━━━ Material for this exercise

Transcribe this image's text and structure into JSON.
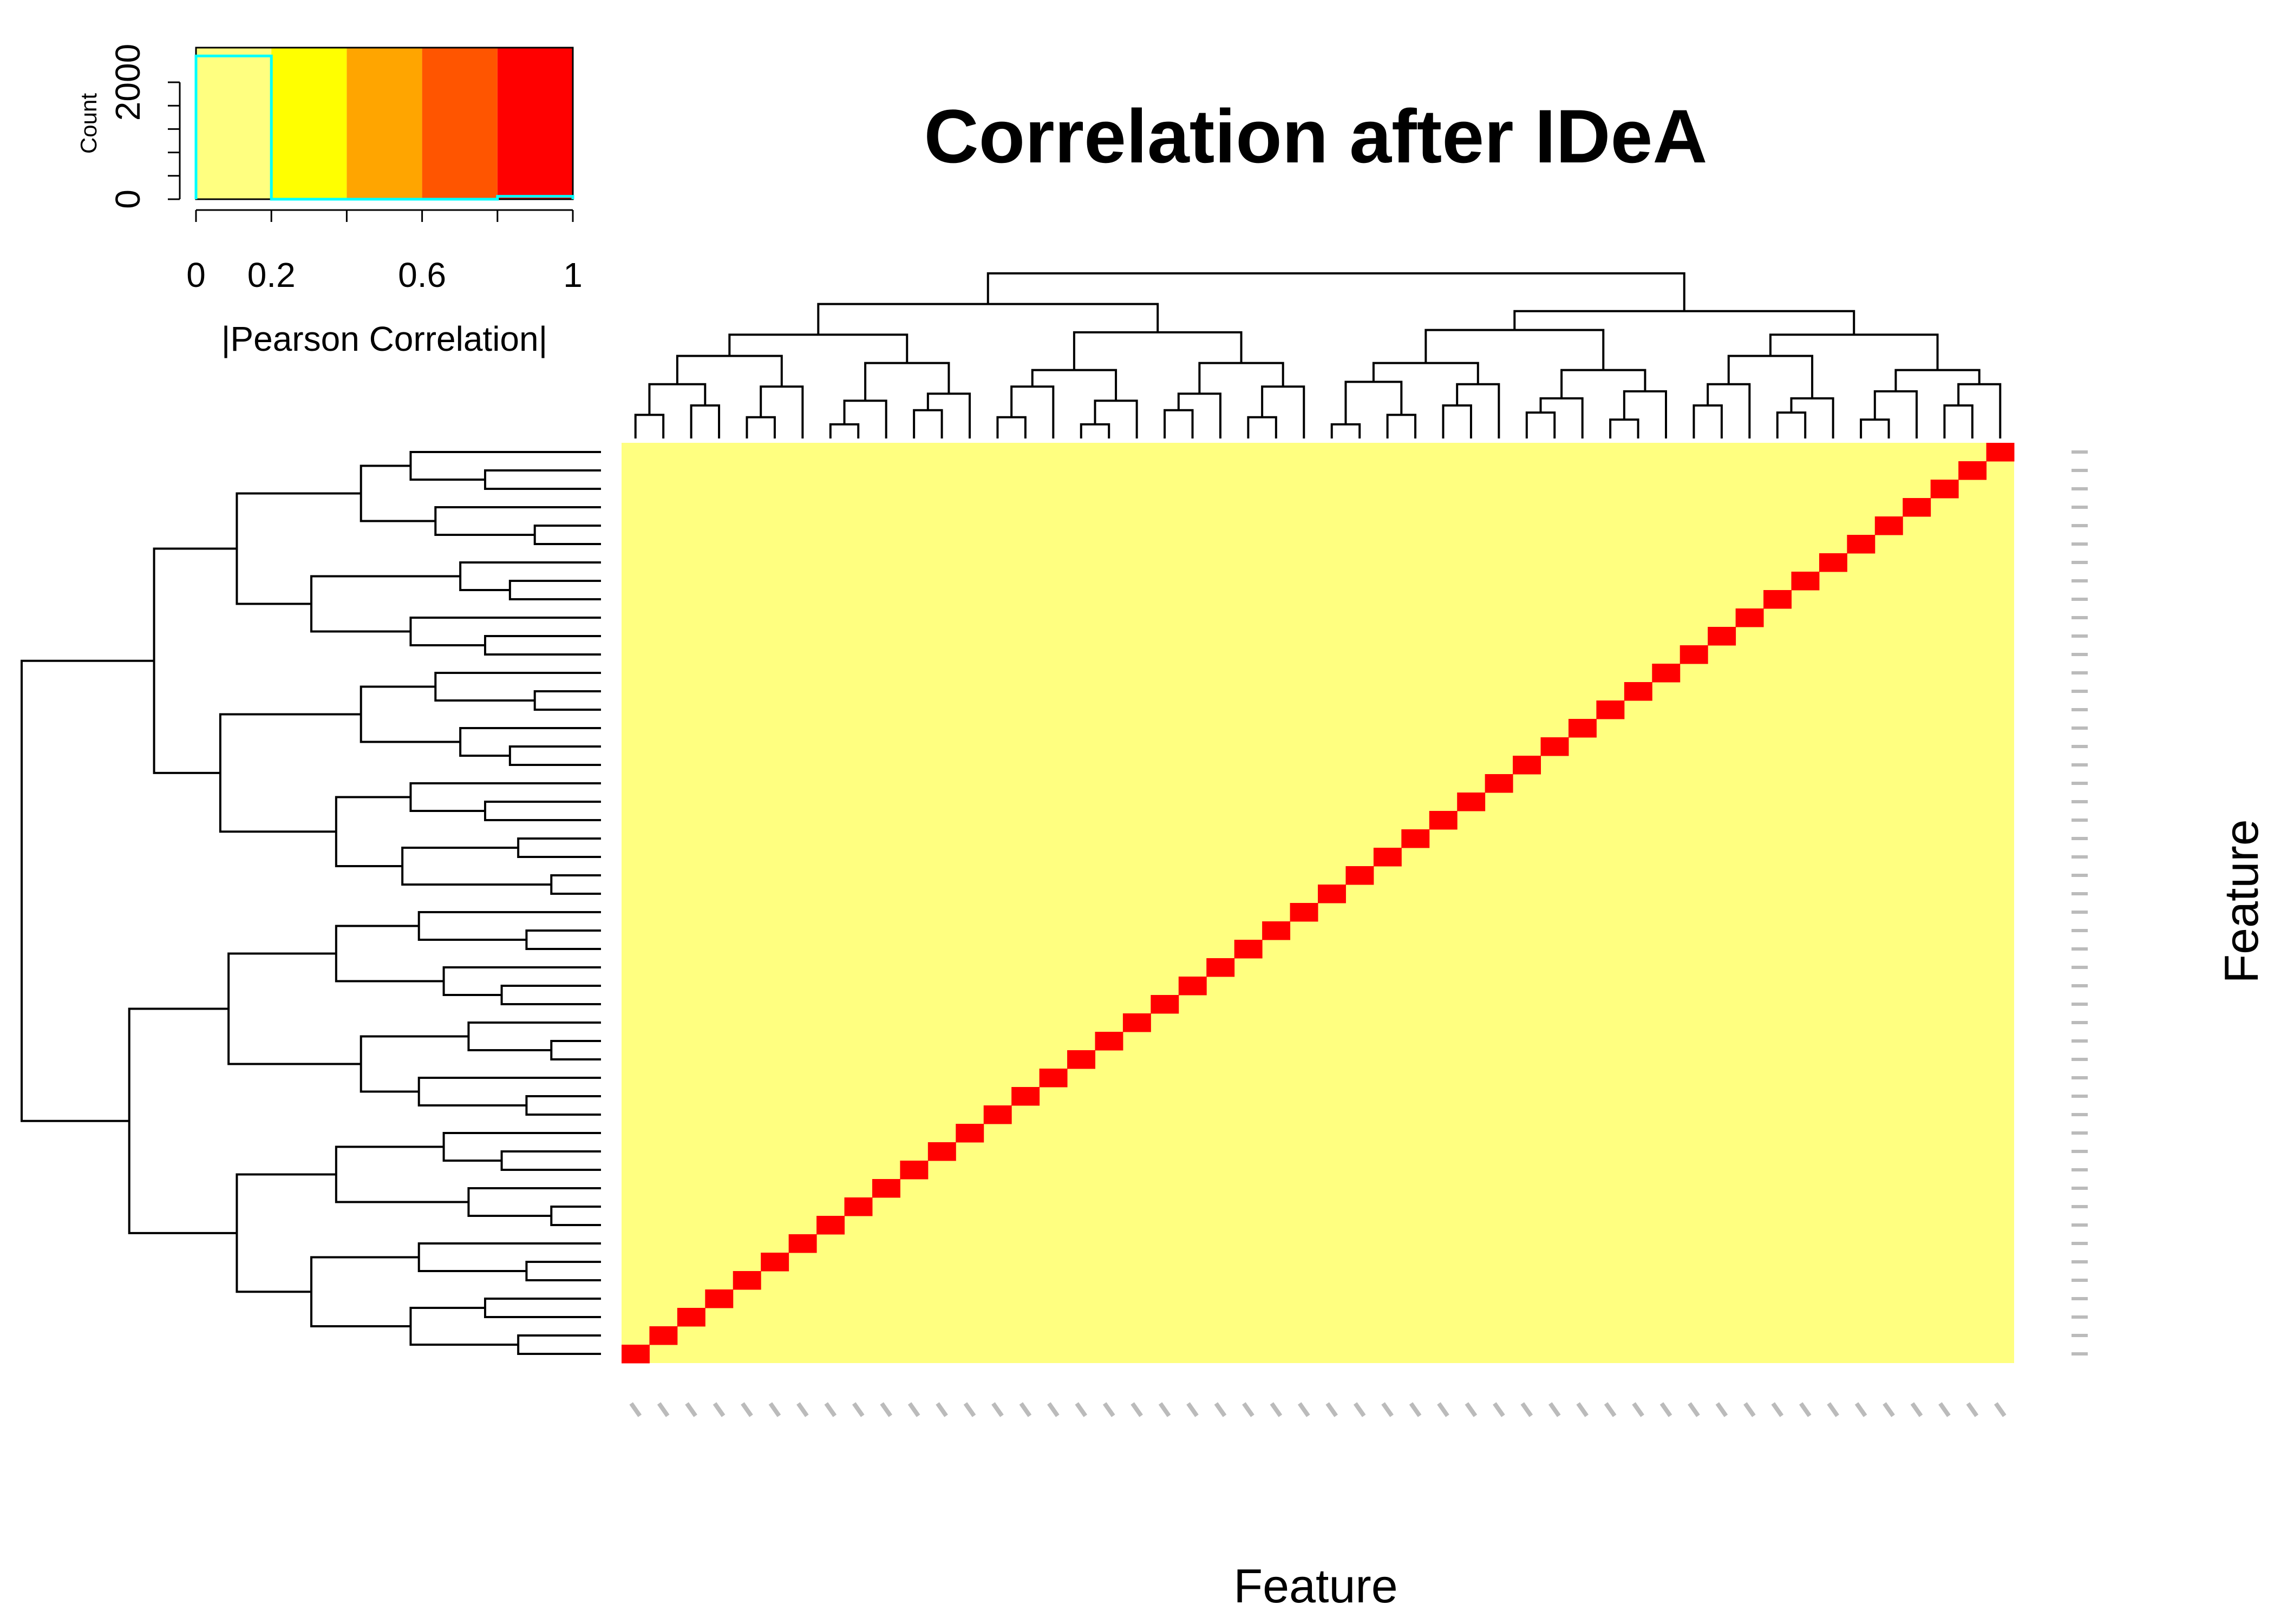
{
  "chart_data": {
    "type": "heatmap",
    "title": "Correlation after IDeA",
    "xlabel": "Feature",
    "ylabel": "Feature",
    "value_range": [
      0,
      1
    ],
    "colors": {
      "low": "#FFFF80",
      "diagonal": "#FF0000",
      "scale": [
        "#FFFF80",
        "#FFFF00",
        "#FFA500",
        "#FF5500",
        "#FF0000"
      ],
      "histogram_line": "#00FFFF"
    },
    "n_features": 50,
    "diagonal_value": 1,
    "offdiagonal_value_approx": 0.05,
    "color_key": {
      "xlabel": "|Pearson Correlation|",
      "ylabel": "Count",
      "x_ticks": [
        "0",
        "0.2",
        "0.6",
        "1"
      ],
      "y_ticks": [
        "0",
        "2000"
      ],
      "breaks": [
        0,
        0.2,
        0.4,
        0.6,
        0.8,
        1
      ],
      "histogram_counts": [
        2450,
        0,
        0,
        0,
        50
      ],
      "ylim": [
        0,
        2500
      ]
    }
  }
}
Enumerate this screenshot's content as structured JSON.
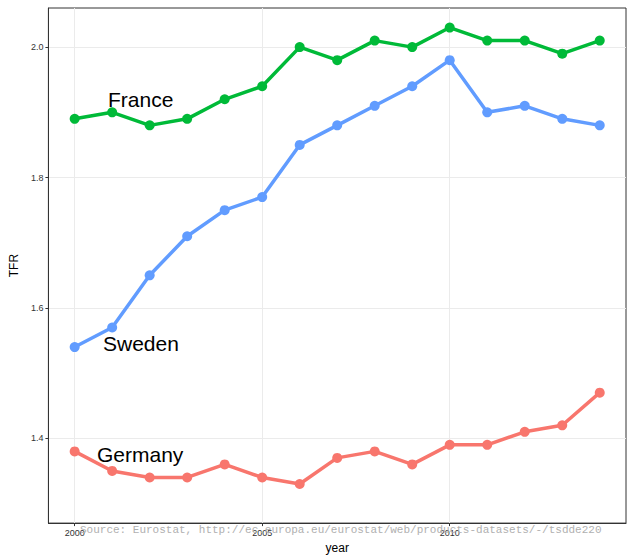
{
  "chart_data": {
    "type": "line",
    "x_label": "year",
    "y_label": "TFR",
    "x": [
      2000,
      2001,
      2002,
      2003,
      2004,
      2005,
      2006,
      2007,
      2008,
      2009,
      2010,
      2011,
      2012,
      2013,
      2014
    ],
    "xlim": [
      1999.3,
      2014.7
    ],
    "xticks": [
      2000,
      2005,
      2010
    ],
    "ylim": [
      1.27,
      2.06
    ],
    "yticks": [
      {
        "value": 1.4,
        "label": "1.4"
      },
      {
        "value": 1.6,
        "label": "1.6"
      },
      {
        "value": 1.8,
        "label": "1.8"
      },
      {
        "value": 2.0,
        "label": "2.0"
      }
    ],
    "grid": true,
    "marker": "circle",
    "line_style": "solid",
    "series": [
      {
        "name": "France",
        "color": "#00BA38",
        "values": [
          1.89,
          1.9,
          1.88,
          1.89,
          1.92,
          1.94,
          2.0,
          1.98,
          2.01,
          2.0,
          2.03,
          2.01,
          2.01,
          1.99,
          2.01
        ]
      },
      {
        "name": "Sweden",
        "color": "#619CFF",
        "values": [
          1.54,
          1.57,
          1.65,
          1.71,
          1.75,
          1.77,
          1.85,
          1.88,
          1.91,
          1.94,
          1.98,
          1.9,
          1.91,
          1.89,
          1.88
        ]
      },
      {
        "name": "Germany",
        "color": "#F8766D",
        "values": [
          1.38,
          1.35,
          1.34,
          1.34,
          1.36,
          1.34,
          1.33,
          1.37,
          1.38,
          1.36,
          1.39,
          1.39,
          1.41,
          1.42,
          1.47
        ]
      }
    ],
    "annotations": [
      "Source: Eurostat, http://ec.europa.eu/eurostat/web/products-datasets/-/tsdde220"
    ]
  }
}
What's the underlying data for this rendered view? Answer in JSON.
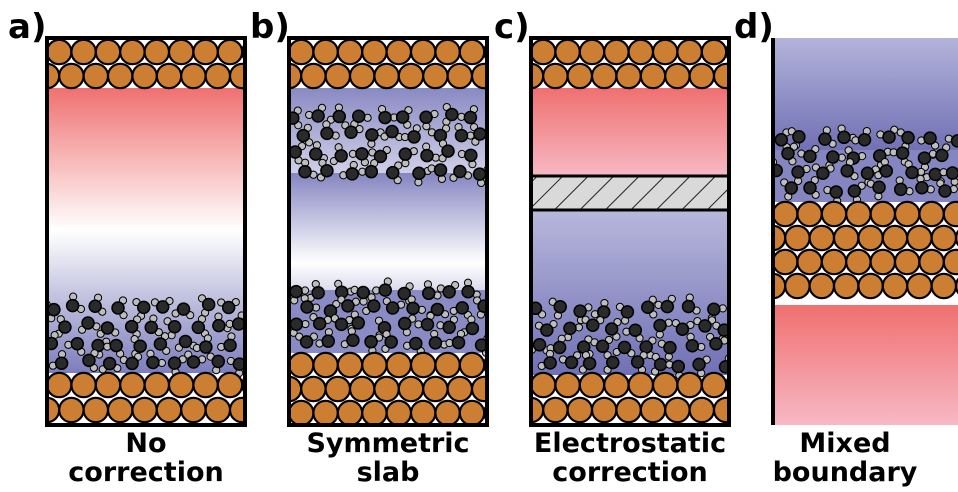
{
  "panels": [
    {
      "id": "a",
      "label": "a)",
      "caption": [
        "No",
        "correction"
      ]
    },
    {
      "id": "b",
      "label": "b)",
      "caption": [
        "Symmetric",
        "slab"
      ]
    },
    {
      "id": "c",
      "label": "c)",
      "caption": [
        "Electrostatic",
        "correction"
      ]
    },
    {
      "id": "d",
      "label": "d)",
      "caption": [
        "Mixed",
        "boundary"
      ]
    }
  ],
  "colors": {
    "metal_atom": "#cc7f32",
    "metal_outline": "#000000",
    "field_red": "#f07070",
    "field_blue": "#7d7dbd",
    "hatch_fill": "#d9d9d9",
    "water_oxygen": "#2a2a2a",
    "water_hydrogen": "#bdbdbd"
  }
}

━━━━━━

* Work to complete: Every record must be copied exactly, with images dropped from the result.

* Output of the task:
Transcribe this image's text and structure into JSON.
{
  "chart_data": {
    "type": "heatmap",
    "title": "Correlation after IDeA",
    "xlabel": "Feature",
    "ylabel": "Feature",
    "value_range": [
      0,
      1
    ],
    "colors": {
      "low": "#FFFF80",
      "diagonal": "#FF0000",
      "scale": [
        "#FFFF80",
        "#FFFF00",
        "#FFA500",
        "#FF5500",
        "#FF0000"
      ],
      "histogram_line": "#00FFFF"
    },
    "n_features": 50,
    "diagonal_value": 1,
    "offdiagonal_value_approx": 0.05,
    "color_key": {
      "xlabel": "|Pearson Correlation|",
      "ylabel": "Count",
      "x_ticks": [
        "0",
        "0.2",
        "0.6",
        "1"
      ],
      "y_ticks": [
        "0",
        "2000"
      ],
      "breaks": [
        0,
        0.2,
        0.4,
        0.6,
        0.8,
        1
      ],
      "histogram_counts": [
        2450,
        0,
        0,
        0,
        50
      ],
      "ylim": [
        0,
        2500
      ]
    }
  }
}
Enumerate this screenshot's content as structured JSON.
{
  "chart_data": {
    "type": "line",
    "x_label": "year",
    "y_label": "TFR",
    "x": [
      2000,
      2001,
      2002,
      2003,
      2004,
      2005,
      2006,
      2007,
      2008,
      2009,
      2010,
      2011,
      2012,
      2013,
      2014
    ],
    "xlim": [
      1999.3,
      2014.7
    ],
    "xticks": [
      2000,
      2005,
      2010
    ],
    "ylim": [
      1.27,
      2.06
    ],
    "yticks": [
      {
        "value": 1.4,
        "label": "1.4"
      },
      {
        "value": 1.6,
        "label": "1.6"
      },
      {
        "value": 1.8,
        "label": "1.8"
      },
      {
        "value": 2.0,
        "label": "2.0"
      }
    ],
    "grid": true,
    "marker": "circle",
    "line_style": "solid",
    "series": [
      {
        "name": "France",
        "color": "#00BA38",
        "values": [
          1.89,
          1.9,
          1.88,
          1.89,
          1.92,
          1.94,
          2.0,
          1.98,
          2.01,
          2.0,
          2.03,
          2.01,
          2.01,
          1.99,
          2.01
        ]
      },
      {
        "name": "Sweden",
        "color": "#619CFF",
        "values": [
          1.54,
          1.57,
          1.65,
          1.71,
          1.75,
          1.77,
          1.85,
          1.88,
          1.91,
          1.94,
          1.98,
          1.9,
          1.91,
          1.89,
          1.88
        ]
      },
      {
        "name": "Germany",
        "color": "#F8766D",
        "values": [
          1.38,
          1.35,
          1.34,
          1.34,
          1.36,
          1.34,
          1.33,
          1.37,
          1.38,
          1.36,
          1.39,
          1.39,
          1.41,
          1.42,
          1.47
        ]
      }
    ],
    "annotations": [
      "Source: Eurostat, http://ec.europa.eu/eurostat/web/products-datasets/-/tsdde220"
    ]
  }
}
What's the underlying data for this rendered view? Answer in JSON.
{
  "panels": [
    {
      "id": "a",
      "label": "a)",
      "caption": [
        "No",
        "correction"
      ]
    },
    {
      "id": "b",
      "label": "b)",
      "caption": [
        "Symmetric",
        "slab"
      ]
    },
    {
      "id": "c",
      "label": "c)",
      "caption": [
        "Electrostatic",
        "correction"
      ]
    },
    {
      "id": "d",
      "label": "d)",
      "caption": [
        "Mixed",
        "boundary"
      ]
    }
  ],
  "colors": {
    "metal_atom": "#cc7f32",
    "metal_outline": "#000000",
    "field_red": "#f07070",
    "field_blue": "#7d7dbd",
    "hatch_fill": "#d9d9d9",
    "water_oxygen": "#2a2a2a",
    "water_hydrogen": "#bdbdbd"
  }
}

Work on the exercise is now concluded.